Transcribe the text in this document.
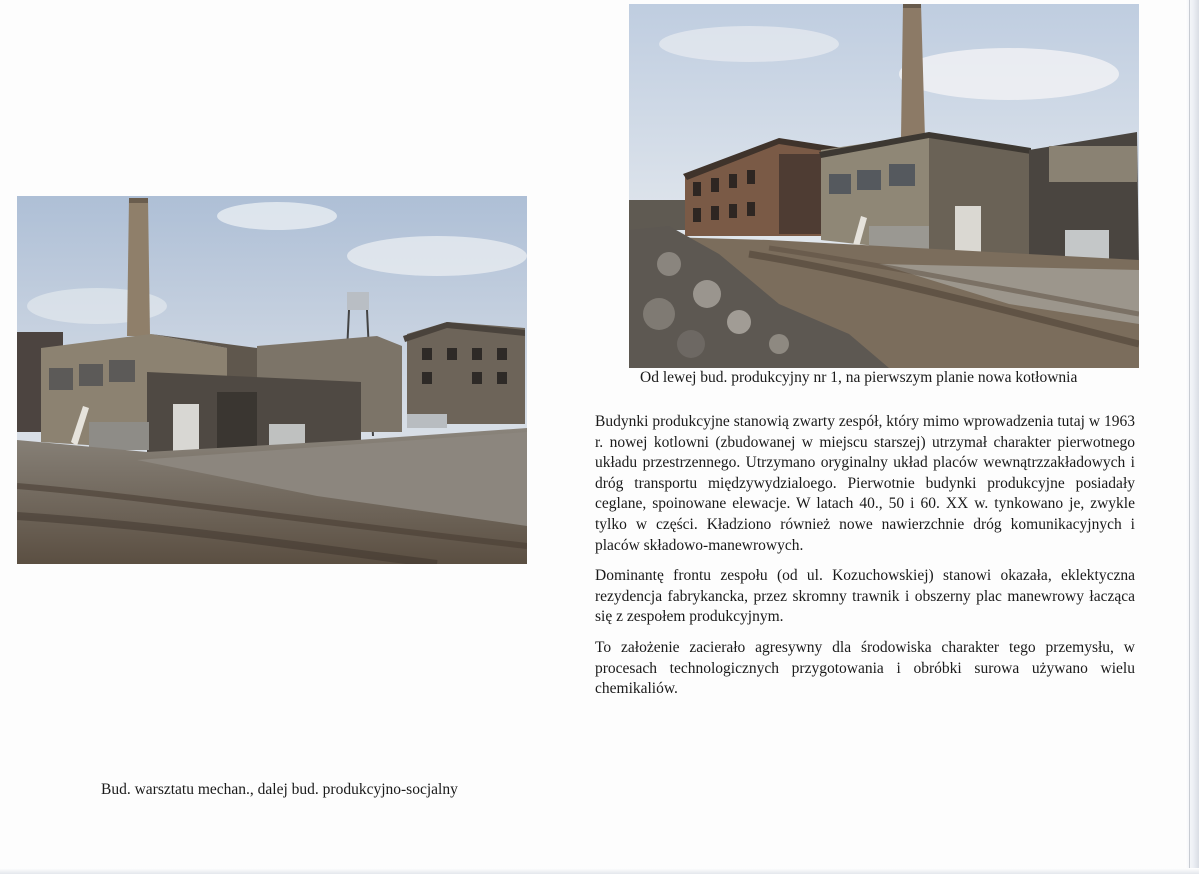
Od lewej bud. produkcyjny nr 1, na pierwszym planie nowa kotłownia

Budynki produkcyjne stanowią zwarty zespół, który mimo wprowadzenia tutaj w 1963 r. nowej kotlowni (zbudowanej w miejscu starszej) utrzymał charakter pierwotnego układu przestrzennego. Utrzymano oryginalny układ placów wewnątrzzakładowych i dróg transportu międzywydzialoego. Pierwotnie budynki produkcyjne posiadały ceglane, spoinowane elewacje. W latach 40., 50 i 60. XX w. tynkowano je, zwykle tylko w części. Kładziono również nowe nawierzchnie dróg komunikacyjnych i placów składowo-manewrowych.

Dominantę frontu zespołu (od ul. Kozuchowskiej) stanowi okazała, eklektyczna rezydencja fabrykancka, przez skromny trawnik i obszerny plac manewrowy łacząca się z zespołem produkcyjnym.

To założenie zacierało agresywny dla środowiska charakter tego przemysłu, w procesach technologicznych przygotowania i obróbki surowa używano wielu chemikaliów.

Bud. warsztatu mechan., dalej bud. produkcyjno-socjalny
==*==
◆ SHORT EXERCISE
Print each line of the material above exactly, with the pictures removed from your copy.

◆ SOLUTION
Transcribe the text in this document.
Od lewej bud. produkcyjny nr 1, na pierwszym planie nowa kotłownia

Budynki produkcyjne stanowią zwarty zespół, który mimo wprowadzenia tutaj w 1963 r. nowej kotlowni (zbudowanej w miejscu starszej) utrzymał charakter pierwotnego układu przestrzennego. Utrzymano oryginalny układ placów wewnątrzzakładowych i dróg transportu międzywydzialoego. Pierwotnie budynki produkcyjne posiadały ceglane, spoinowane elewacje. W latach 40., 50 i 60. XX w. tynkowano je, zwykle tylko w części. Kładziono również nowe nawierzchnie dróg komunikacyjnych i placów składowo-manewrowych.

Dominantę frontu zespołu (od ul. Kozuchowskiej) stanowi okazała, eklektyczna rezydencja fabrykancka, przez skromny trawnik i obszerny plac manewrowy łacząca się z zespołem produkcyjnym.

To założenie zacierało agresywny dla środowiska charakter tego przemysłu, w procesach technologicznych przygotowania i obróbki surowa używano wielu chemikaliów.

Bud. warsztatu mechan., dalej bud. produkcyjno-socjalny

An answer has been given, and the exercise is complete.